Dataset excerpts
────

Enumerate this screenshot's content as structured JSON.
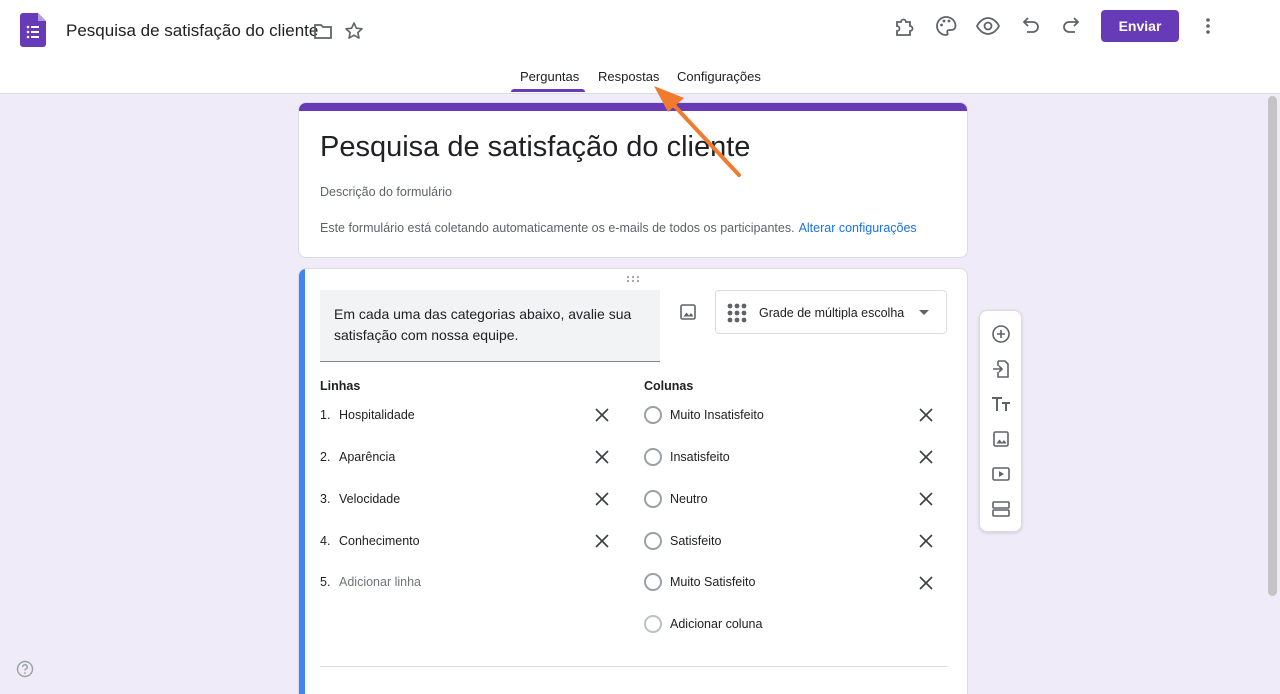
{
  "header": {
    "title": "Pesquisa de satisfação do cliente",
    "send_label": "Enviar",
    "icons": [
      "forms-logo-icon",
      "folder-icon",
      "star-icon",
      "addon-puzzle-icon",
      "palette-icon",
      "preview-eye-icon",
      "undo-icon",
      "redo-icon",
      "more-vert-icon"
    ]
  },
  "tabs": [
    {
      "label": "Perguntas",
      "active": true
    },
    {
      "label": "Respostas",
      "active": false
    },
    {
      "label": "Configurações",
      "active": false
    }
  ],
  "form": {
    "title": "Pesquisa de satisfação do cliente",
    "description_placeholder": "Descrição do formulário",
    "email_note": "Este formulário está coletando automaticamente os e-mails de todos os participantes.",
    "email_link": "Alterar configurações"
  },
  "question": {
    "text": "Em cada uma das categorias abaixo, avalie sua satisfação com nossa equipe.",
    "type": "Grade de múltipla escolha",
    "rows_heading": "Linhas",
    "columns_heading": "Colunas",
    "rows": [
      {
        "num": "1.",
        "label": "Hospitalidade"
      },
      {
        "num": "2.",
        "label": "Aparência"
      },
      {
        "num": "3.",
        "label": "Velocidade"
      },
      {
        "num": "4.",
        "label": "Conhecimento"
      }
    ],
    "add_row": {
      "num": "5.",
      "label": "Adicionar linha"
    },
    "columns": [
      "Muito Insatisfeito",
      "Insatisfeito",
      "Neutro",
      "Satisfeito",
      "Muito Satisfeito"
    ],
    "add_column": "Adicionar coluna"
  },
  "toolbar": [
    "add-question-icon",
    "import-questions-icon",
    "add-title-icon",
    "add-image-icon",
    "add-video-icon",
    "add-section-icon"
  ],
  "colors": {
    "accent": "#673ab7",
    "background": "#f0ebf8",
    "question_bar": "#4285f4",
    "annotation_arrow": "#f07a2e",
    "link": "#1a73e8"
  }
}
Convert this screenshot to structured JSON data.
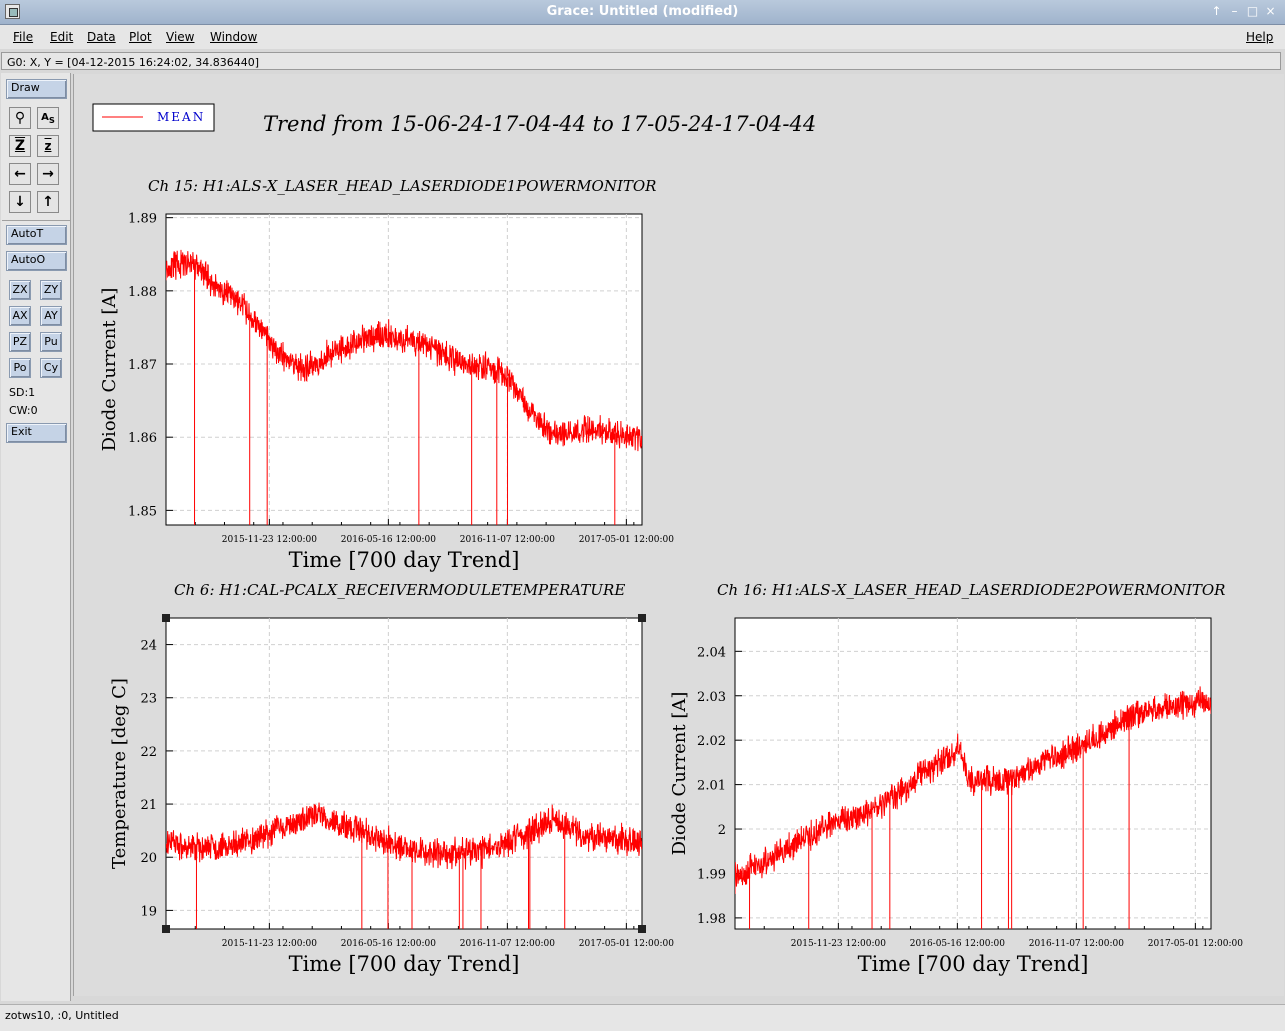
{
  "window": {
    "title": "Grace: Untitled (modified)"
  },
  "menu": {
    "items": [
      "File",
      "Edit",
      "Data",
      "Plot",
      "View",
      "Window"
    ],
    "help": "Help"
  },
  "locator": "G0: X, Y = [04-12-2015 16:24:02, 34.836440]",
  "toolbar": {
    "draw": "Draw",
    "auto_t": "AutoT",
    "auto_o": "AutoO",
    "small_buttons": [
      "ZX",
      "ZY",
      "AX",
      "AY",
      "PZ",
      "Pu",
      "Po",
      "Cy"
    ],
    "sd": "SD:1",
    "cw": "CW:0",
    "exit": "Exit",
    "icons": [
      "zoom-icon",
      "autoscale-icon",
      "zoom-in-icon",
      "zoom-out-icon",
      "left-arrow-icon",
      "right-arrow-icon",
      "down-arrow-icon",
      "up-arrow-icon"
    ]
  },
  "legend": {
    "label": "MEAN",
    "color": "#ff0000"
  },
  "page_title": "Trend from 15-06-24-17-04-44 to 17-05-24-17-04-44",
  "status": "zotws10, :0, Untitled",
  "chart_data": [
    {
      "type": "line",
      "title": "Ch 15: H1:ALS-X_LASER_HEAD_LASERDIODE1POWERMONITOR",
      "xlabel": "Time [700 day Trend]",
      "ylabel": "Diode Current [A]",
      "xlim": [
        "2015-06-24",
        "2017-05-24"
      ],
      "ylim": [
        1.848,
        1.8905
      ],
      "yticks": [
        1.85,
        1.86,
        1.87,
        1.88,
        1.89
      ],
      "ytick_labels": [
        "1.85",
        "1.86",
        "1.87",
        "1.88",
        "1.89"
      ],
      "xtick_labels": [
        "2015-11-23 12:00:00",
        "2016-05-16 12:00:00",
        "2016-11-07 12:00:00",
        "2017-05-01 12:00:00"
      ],
      "grid": true,
      "series": [
        {
          "name": "MEAN",
          "x": [
            "2015-06-24",
            "2015-08-01",
            "2015-09-01",
            "2015-10-15",
            "2015-12-01",
            "2016-01-15",
            "2016-03-01",
            "2016-05-01",
            "2016-07-01",
            "2016-09-01",
            "2016-11-01",
            "2016-12-01",
            "2017-01-15",
            "2017-03-01",
            "2017-05-24"
          ],
          "y": [
            1.883,
            1.884,
            1.881,
            1.878,
            1.872,
            1.869,
            1.872,
            1.874,
            1.873,
            1.87,
            1.869,
            1.865,
            1.86,
            1.861,
            1.86
          ]
        }
      ]
    },
    {
      "type": "line",
      "title": "Ch 6: H1:CAL-PCALX_RECEIVERMODULETEMPERATURE",
      "xlabel": "Time [700 day Trend]",
      "ylabel": "Temperature [deg C]",
      "xlim": [
        "2015-06-24",
        "2017-05-24"
      ],
      "ylim": [
        18.65,
        24.5
      ],
      "yticks": [
        19,
        20,
        21,
        22,
        23,
        24
      ],
      "ytick_labels": [
        "19",
        "20",
        "21",
        "22",
        "23",
        "24"
      ],
      "xtick_labels": [
        "2015-11-23 12:00:00",
        "2016-05-16 12:00:00",
        "2016-11-07 12:00:00",
        "2017-05-01 12:00:00"
      ],
      "grid": true,
      "series": [
        {
          "name": "MEAN",
          "x": [
            "2015-06-24",
            "2015-08-01",
            "2015-10-01",
            "2015-12-01",
            "2016-02-01",
            "2016-04-01",
            "2016-06-01",
            "2016-08-01",
            "2016-10-01",
            "2016-12-01",
            "2017-01-15",
            "2017-03-01",
            "2017-05-24"
          ],
          "y": [
            20.3,
            20.15,
            20.2,
            20.5,
            20.8,
            20.5,
            20.2,
            20.05,
            20.1,
            20.4,
            20.7,
            20.4,
            20.3
          ]
        }
      ]
    },
    {
      "type": "line",
      "title": "Ch 16: H1:ALS-X_LASER_HEAD_LASERDIODE2POWERMONITOR",
      "xlabel": "Time [700 day Trend]",
      "ylabel": "Diode Current [A]",
      "xlim": [
        "2015-06-24",
        "2017-05-24"
      ],
      "ylim": [
        1.9775,
        2.0475
      ],
      "yticks": [
        1.98,
        1.99,
        2.0,
        2.01,
        2.02,
        2.03,
        2.04
      ],
      "ytick_labels": [
        "1.98",
        "1.99",
        "2",
        "2.01",
        "2.02",
        "2.03",
        "2.04"
      ],
      "xtick_labels": [
        "2015-11-23 12:00:00",
        "2016-05-16 12:00:00",
        "2016-11-07 12:00:00",
        "2017-05-01 12:00:00"
      ],
      "grid": true,
      "series": [
        {
          "name": "MEAN",
          "x": [
            "2015-06-24",
            "2015-08-01",
            "2015-10-01",
            "2015-12-01",
            "2016-02-01",
            "2016-04-01",
            "2016-05-20",
            "2016-06-01",
            "2016-08-01",
            "2016-10-01",
            "2016-12-01",
            "2017-02-01",
            "2017-05-24"
          ],
          "y": [
            1.989,
            1.992,
            1.998,
            2.002,
            2.006,
            2.013,
            2.018,
            2.011,
            2.011,
            2.016,
            2.02,
            2.026,
            2.029
          ]
        }
      ]
    }
  ]
}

────

### REQUIRED TASK
Transcribe the whole listing exactly. Pictures are excluded.

### EXERCISE SOLUTION
Enumerate this screenshot's content as structured JSON.
{
  "header": {
    "title": "Pesquisa de satisfação do cliente",
    "send_label": "Enviar",
    "icons": [
      "forms-logo-icon",
      "folder-icon",
      "star-icon",
      "addon-puzzle-icon",
      "palette-icon",
      "preview-eye-icon",
      "undo-icon",
      "redo-icon",
      "more-vert-icon"
    ]
  },
  "tabs": [
    {
      "label": "Perguntas",
      "active": true
    },
    {
      "label": "Respostas",
      "active": false
    },
    {
      "label": "Configurações",
      "active": false
    }
  ],
  "form": {
    "title": "Pesquisa de satisfação do cliente",
    "description_placeholder": "Descrição do formulário",
    "email_note": "Este formulário está coletando automaticamente os e-mails de todos os participantes.",
    "email_link": "Alterar configurações"
  },
  "question": {
    "text": "Em cada uma das categorias abaixo, avalie sua satisfação com nossa equipe.",
    "type": "Grade de múltipla escolha",
    "rows_heading": "Linhas",
    "columns_heading": "Colunas",
    "rows": [
      {
        "num": "1.",
        "label": "Hospitalidade"
      },
      {
        "num": "2.",
        "label": "Aparência"
      },
      {
        "num": "3.",
        "label": "Velocidade"
      },
      {
        "num": "4.",
        "label": "Conhecimento"
      }
    ],
    "add_row": {
      "num": "5.",
      "label": "Adicionar linha"
    },
    "columns": [
      "Muito Insatisfeito",
      "Insatisfeito",
      "Neutro",
      "Satisfeito",
      "Muito Satisfeito"
    ],
    "add_column": "Adicionar coluna"
  },
  "toolbar": [
    "add-question-icon",
    "import-questions-icon",
    "add-title-icon",
    "add-image-icon",
    "add-video-icon",
    "add-section-icon"
  ],
  "colors": {
    "accent": "#673ab7",
    "background": "#f0ebf8",
    "question_bar": "#4285f4",
    "annotation_arrow": "#f07a2e",
    "link": "#1a73e8"
  }
}
Convert this screenshot to structured JSON data.
{
  "window": {
    "title": "Grace: Untitled (modified)"
  },
  "menu": {
    "items": [
      "File",
      "Edit",
      "Data",
      "Plot",
      "View",
      "Window"
    ],
    "help": "Help"
  },
  "locator": "G0: X, Y = [04-12-2015 16:24:02, 34.836440]",
  "toolbar": {
    "draw": "Draw",
    "auto_t": "AutoT",
    "auto_o": "AutoO",
    "small_buttons": [
      "ZX",
      "ZY",
      "AX",
      "AY",
      "PZ",
      "Pu",
      "Po",
      "Cy"
    ],
    "sd": "SD:1",
    "cw": "CW:0",
    "exit": "Exit",
    "icons": [
      "zoom-icon",
      "autoscale-icon",
      "zoom-in-icon",
      "zoom-out-icon",
      "left-arrow-icon",
      "right-arrow-icon",
      "down-arrow-icon",
      "up-arrow-icon"
    ]
  },
  "legend": {
    "label": "MEAN",
    "color": "#ff0000"
  },
  "page_title": "Trend from 15-06-24-17-04-44 to 17-05-24-17-04-44",
  "status": "zotws10, :0, Untitled",
  "chart_data": [
    {
      "type": "line",
      "title": "Ch 15: H1:ALS-X_LASER_HEAD_LASERDIODE1POWERMONITOR",
      "xlabel": "Time [700 day Trend]",
      "ylabel": "Diode Current [A]",
      "xlim": [
        "2015-06-24",
        "2017-05-24"
      ],
      "ylim": [
        1.848,
        1.8905
      ],
      "yticks": [
        1.85,
        1.86,
        1.87,
        1.88,
        1.89
      ],
      "ytick_labels": [
        "1.85",
        "1.86",
        "1.87",
        "1.88",
        "1.89"
      ],
      "xtick_labels": [
        "2015-11-23 12:00:00",
        "2016-05-16 12:00:00",
        "2016-11-07 12:00:00",
        "2017-05-01 12:00:00"
      ],
      "grid": true,
      "series": [
        {
          "name": "MEAN",
          "x": [
            "2015-06-24",
            "2015-08-01",
            "2015-09-01",
            "2015-10-15",
            "2015-12-01",
            "2016-01-15",
            "2016-03-01",
            "2016-05-01",
            "2016-07-01",
            "2016-09-01",
            "2016-11-01",
            "2016-12-01",
            "2017-01-15",
            "2017-03-01",
            "2017-05-24"
          ],
          "y": [
            1.883,
            1.884,
            1.881,
            1.878,
            1.872,
            1.869,
            1.872,
            1.874,
            1.873,
            1.87,
            1.869,
            1.865,
            1.86,
            1.861,
            1.86
          ]
        }
      ]
    },
    {
      "type": "line",
      "title": "Ch 6: H1:CAL-PCALX_RECEIVERMODULETEMPERATURE",
      "xlabel": "Time [700 day Trend]",
      "ylabel": "Temperature [deg C]",
      "xlim": [
        "2015-06-24",
        "2017-05-24"
      ],
      "ylim": [
        18.65,
        24.5
      ],
      "yticks": [
        19,
        20,
        21,
        22,
        23,
        24
      ],
      "ytick_labels": [
        "19",
        "20",
        "21",
        "22",
        "23",
        "24"
      ],
      "xtick_labels": [
        "2015-11-23 12:00:00",
        "2016-05-16 12:00:00",
        "2016-11-07 12:00:00",
        "2017-05-01 12:00:00"
      ],
      "grid": true,
      "series": [
        {
          "name": "MEAN",
          "x": [
            "2015-06-24",
            "2015-08-01",
            "2015-10-01",
            "2015-12-01",
            "2016-02-01",
            "2016-04-01",
            "2016-06-01",
            "2016-08-01",
            "2016-10-01",
            "2016-12-01",
            "2017-01-15",
            "2017-03-01",
            "2017-05-24"
          ],
          "y": [
            20.3,
            20.15,
            20.2,
            20.5,
            20.8,
            20.5,
            20.2,
            20.05,
            20.1,
            20.4,
            20.7,
            20.4,
            20.3
          ]
        }
      ]
    },
    {
      "type": "line",
      "title": "Ch 16: H1:ALS-X_LASER_HEAD_LASERDIODE2POWERMONITOR",
      "xlabel": "Time [700 day Trend]",
      "ylabel": "Diode Current [A]",
      "xlim": [
        "2015-06-24",
        "2017-05-24"
      ],
      "ylim": [
        1.9775,
        2.0475
      ],
      "yticks": [
        1.98,
        1.99,
        2.0,
        2.01,
        2.02,
        2.03,
        2.04
      ],
      "ytick_labels": [
        "1.98",
        "1.99",
        "2",
        "2.01",
        "2.02",
        "2.03",
        "2.04"
      ],
      "xtick_labels": [
        "2015-11-23 12:00:00",
        "2016-05-16 12:00:00",
        "2016-11-07 12:00:00",
        "2017-05-01 12:00:00"
      ],
      "grid": true,
      "series": [
        {
          "name": "MEAN",
          "x": [
            "2015-06-24",
            "2015-08-01",
            "2015-10-01",
            "2015-12-01",
            "2016-02-01",
            "2016-04-01",
            "2016-05-20",
            "2016-06-01",
            "2016-08-01",
            "2016-10-01",
            "2016-12-01",
            "2017-02-01",
            "2017-05-24"
          ],
          "y": [
            1.989,
            1.992,
            1.998,
            2.002,
            2.006,
            2.013,
            2.018,
            2.011,
            2.011,
            2.016,
            2.02,
            2.026,
            2.029
          ]
        }
      ]
    }
  ]
}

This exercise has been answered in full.